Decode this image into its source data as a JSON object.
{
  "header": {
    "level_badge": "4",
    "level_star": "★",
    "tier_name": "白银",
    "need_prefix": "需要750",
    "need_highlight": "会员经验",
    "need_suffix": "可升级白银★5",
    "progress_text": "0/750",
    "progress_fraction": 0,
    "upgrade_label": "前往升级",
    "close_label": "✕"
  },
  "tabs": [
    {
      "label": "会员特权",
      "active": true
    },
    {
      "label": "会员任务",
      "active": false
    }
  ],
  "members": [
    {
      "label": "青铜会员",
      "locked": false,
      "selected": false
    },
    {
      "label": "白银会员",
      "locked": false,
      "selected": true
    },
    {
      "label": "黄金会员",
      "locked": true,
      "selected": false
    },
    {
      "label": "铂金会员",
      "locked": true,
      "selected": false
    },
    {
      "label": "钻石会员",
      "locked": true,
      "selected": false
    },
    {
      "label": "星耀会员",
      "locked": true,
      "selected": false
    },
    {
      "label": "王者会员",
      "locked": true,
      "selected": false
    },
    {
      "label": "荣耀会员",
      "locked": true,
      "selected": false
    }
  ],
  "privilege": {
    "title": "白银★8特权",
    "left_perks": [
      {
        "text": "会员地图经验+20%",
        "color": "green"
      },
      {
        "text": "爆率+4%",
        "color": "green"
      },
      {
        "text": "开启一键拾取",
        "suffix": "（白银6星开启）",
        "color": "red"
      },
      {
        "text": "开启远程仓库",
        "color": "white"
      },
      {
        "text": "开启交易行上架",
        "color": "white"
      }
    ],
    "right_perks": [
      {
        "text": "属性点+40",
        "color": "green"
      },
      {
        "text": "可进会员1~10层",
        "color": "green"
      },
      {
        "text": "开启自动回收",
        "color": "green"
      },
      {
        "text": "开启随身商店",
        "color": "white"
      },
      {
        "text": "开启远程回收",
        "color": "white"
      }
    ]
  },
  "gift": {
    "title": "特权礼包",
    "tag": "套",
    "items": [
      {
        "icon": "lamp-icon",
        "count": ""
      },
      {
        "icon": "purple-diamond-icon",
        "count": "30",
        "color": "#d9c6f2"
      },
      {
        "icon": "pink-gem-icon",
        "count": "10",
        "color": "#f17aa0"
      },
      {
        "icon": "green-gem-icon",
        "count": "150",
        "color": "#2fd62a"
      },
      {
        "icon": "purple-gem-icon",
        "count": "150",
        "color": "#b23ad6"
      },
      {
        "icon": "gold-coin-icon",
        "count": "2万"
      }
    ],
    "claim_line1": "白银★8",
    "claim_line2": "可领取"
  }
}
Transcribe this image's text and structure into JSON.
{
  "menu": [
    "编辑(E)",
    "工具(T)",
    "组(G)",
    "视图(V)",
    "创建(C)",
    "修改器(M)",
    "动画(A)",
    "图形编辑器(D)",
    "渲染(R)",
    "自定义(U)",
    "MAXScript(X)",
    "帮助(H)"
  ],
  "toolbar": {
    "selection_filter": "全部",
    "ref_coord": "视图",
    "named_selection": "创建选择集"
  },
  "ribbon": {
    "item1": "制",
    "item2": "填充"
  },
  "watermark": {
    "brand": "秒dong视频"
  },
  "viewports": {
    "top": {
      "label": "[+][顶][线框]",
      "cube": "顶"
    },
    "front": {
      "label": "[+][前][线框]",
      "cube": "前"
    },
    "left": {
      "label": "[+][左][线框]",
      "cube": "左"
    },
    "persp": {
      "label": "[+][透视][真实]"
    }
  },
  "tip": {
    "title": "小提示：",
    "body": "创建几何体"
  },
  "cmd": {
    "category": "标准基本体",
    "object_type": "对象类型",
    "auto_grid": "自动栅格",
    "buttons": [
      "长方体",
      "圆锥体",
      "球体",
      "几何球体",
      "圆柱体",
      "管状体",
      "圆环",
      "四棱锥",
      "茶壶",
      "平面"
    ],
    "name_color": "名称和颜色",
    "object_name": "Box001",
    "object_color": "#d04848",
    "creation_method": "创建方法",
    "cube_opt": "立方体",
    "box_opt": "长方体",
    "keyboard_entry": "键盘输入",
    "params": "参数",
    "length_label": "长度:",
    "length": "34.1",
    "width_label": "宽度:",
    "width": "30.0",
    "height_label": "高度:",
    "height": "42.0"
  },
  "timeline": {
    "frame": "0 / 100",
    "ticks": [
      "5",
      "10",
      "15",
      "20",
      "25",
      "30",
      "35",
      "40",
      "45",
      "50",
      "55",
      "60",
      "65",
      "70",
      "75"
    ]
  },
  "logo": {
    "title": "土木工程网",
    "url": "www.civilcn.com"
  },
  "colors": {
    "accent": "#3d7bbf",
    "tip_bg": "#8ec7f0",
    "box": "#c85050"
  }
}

** WHAT THE TASK REQUIRES **
All of the records must be retyped exactly as they are.

** OUTPUT FOR THIS TASK **
Decode this image into its source data as a JSON object.
{
  "header": {
    "level_badge": "4",
    "level_star": "★",
    "tier_name": "白银",
    "need_prefix": "需要750",
    "need_highlight": "会员经验",
    "need_suffix": "可升级白银★5",
    "progress_text": "0/750",
    "progress_fraction": 0,
    "upgrade_label": "前往升级",
    "close_label": "✕"
  },
  "tabs": [
    {
      "label": "会员特权",
      "active": true
    },
    {
      "label": "会员任务",
      "active": false
    }
  ],
  "members": [
    {
      "label": "青铜会员",
      "locked": false,
      "selected": false
    },
    {
      "label": "白银会员",
      "locked": false,
      "selected": true
    },
    {
      "label": "黄金会员",
      "locked": true,
      "selected": false
    },
    {
      "label": "铂金会员",
      "locked": true,
      "selected": false
    },
    {
      "label": "钻石会员",
      "locked": true,
      "selected": false
    },
    {
      "label": "星耀会员",
      "locked": true,
      "selected": false
    },
    {
      "label": "王者会员",
      "locked": true,
      "selected": false
    },
    {
      "label": "荣耀会员",
      "locked": true,
      "selected": false
    }
  ],
  "privilege": {
    "title": "白银★8特权",
    "left_perks": [
      {
        "text": "会员地图经验+20%",
        "color": "green"
      },
      {
        "text": "爆率+4%",
        "color": "green"
      },
      {
        "text": "开启一键拾取",
        "suffix": "（白银6星开启）",
        "color": "red"
      },
      {
        "text": "开启远程仓库",
        "color": "white"
      },
      {
        "text": "开启交易行上架",
        "color": "white"
      }
    ],
    "right_perks": [
      {
        "text": "属性点+40",
        "color": "green"
      },
      {
        "text": "可进会员1~10层",
        "color": "green"
      },
      {
        "text": "开启自动回收",
        "color": "green"
      },
      {
        "text": "开启随身商店",
        "color": "white"
      },
      {
        "text": "开启远程回收",
        "color": "white"
      }
    ]
  },
  "gift": {
    "title": "特权礼包",
    "tag": "套",
    "items": [
      {
        "icon": "lamp-icon",
        "count": ""
      },
      {
        "icon": "purple-diamond-icon",
        "count": "30",
        "color": "#d9c6f2"
      },
      {
        "icon": "pink-gem-icon",
        "count": "10",
        "color": "#f17aa0"
      },
      {
        "icon": "green-gem-icon",
        "count": "150",
        "color": "#2fd62a"
      },
      {
        "icon": "purple-gem-icon",
        "count": "150",
        "color": "#b23ad6"
      },
      {
        "icon": "gold-coin-icon",
        "count": "2万"
      }
    ],
    "claim_line1": "白银★8",
    "claim_line2": "可领取"
  }
}
Transcribe this image's text and structure into JSON.
{
  "menu": [
    "编辑(E)",
    "工具(T)",
    "组(G)",
    "视图(V)",
    "创建(C)",
    "修改器(M)",
    "动画(A)",
    "图形编辑器(D)",
    "渲染(R)",
    "自定义(U)",
    "MAXScript(X)",
    "帮助(H)"
  ],
  "toolbar": {
    "selection_filter": "全部",
    "ref_coord": "视图",
    "named_selection": "创建选择集"
  },
  "ribbon": {
    "item1": "制",
    "item2": "填充"
  },
  "watermark": {
    "brand": "秒dong视频"
  },
  "viewports": {
    "top": {
      "label": "[+][顶][线框]",
      "cube": "顶"
    },
    "front": {
      "label": "[+][前][线框]",
      "cube": "前"
    },
    "left": {
      "label": "[+][左][线框]",
      "cube": "左"
    },
    "persp": {
      "label": "[+][透视][真实]"
    }
  },
  "tip": {
    "title": "小提示：",
    "body": "创建几何体"
  },
  "cmd": {
    "category": "标准基本体",
    "object_type": "对象类型",
    "auto_grid": "自动栅格",
    "buttons": [
      "长方体",
      "圆锥体",
      "球体",
      "几何球体",
      "圆柱体",
      "管状体",
      "圆环",
      "四棱锥",
      "茶壶",
      "平面"
    ],
    "name_color": "名称和颜色",
    "object_name": "Box001",
    "object_color": "#d04848",
    "creation_method": "创建方法",
    "cube_opt": "立方体",
    "box_opt": "长方体",
    "keyboard_entry": "键盘输入",
    "params": "参数",
    "length_label": "长度:",
    "length": "34.1",
    "width_label": "宽度:",
    "width": "30.0",
    "height_label": "高度:",
    "height": "42.0"
  },
  "timeline": {
    "frame": "0 / 100",
    "ticks": [
      "5",
      "10",
      "15",
      "20",
      "25",
      "30",
      "35",
      "40",
      "45",
      "50",
      "55",
      "60",
      "65",
      "70",
      "75"
    ]
  },
  "logo": {
    "title": "土木工程网",
    "url": "www.civilcn.com"
  },
  "colors": {
    "accent": "#3d7bbf",
    "tip_bg": "#8ec7f0",
    "box": "#c85050"
  }
}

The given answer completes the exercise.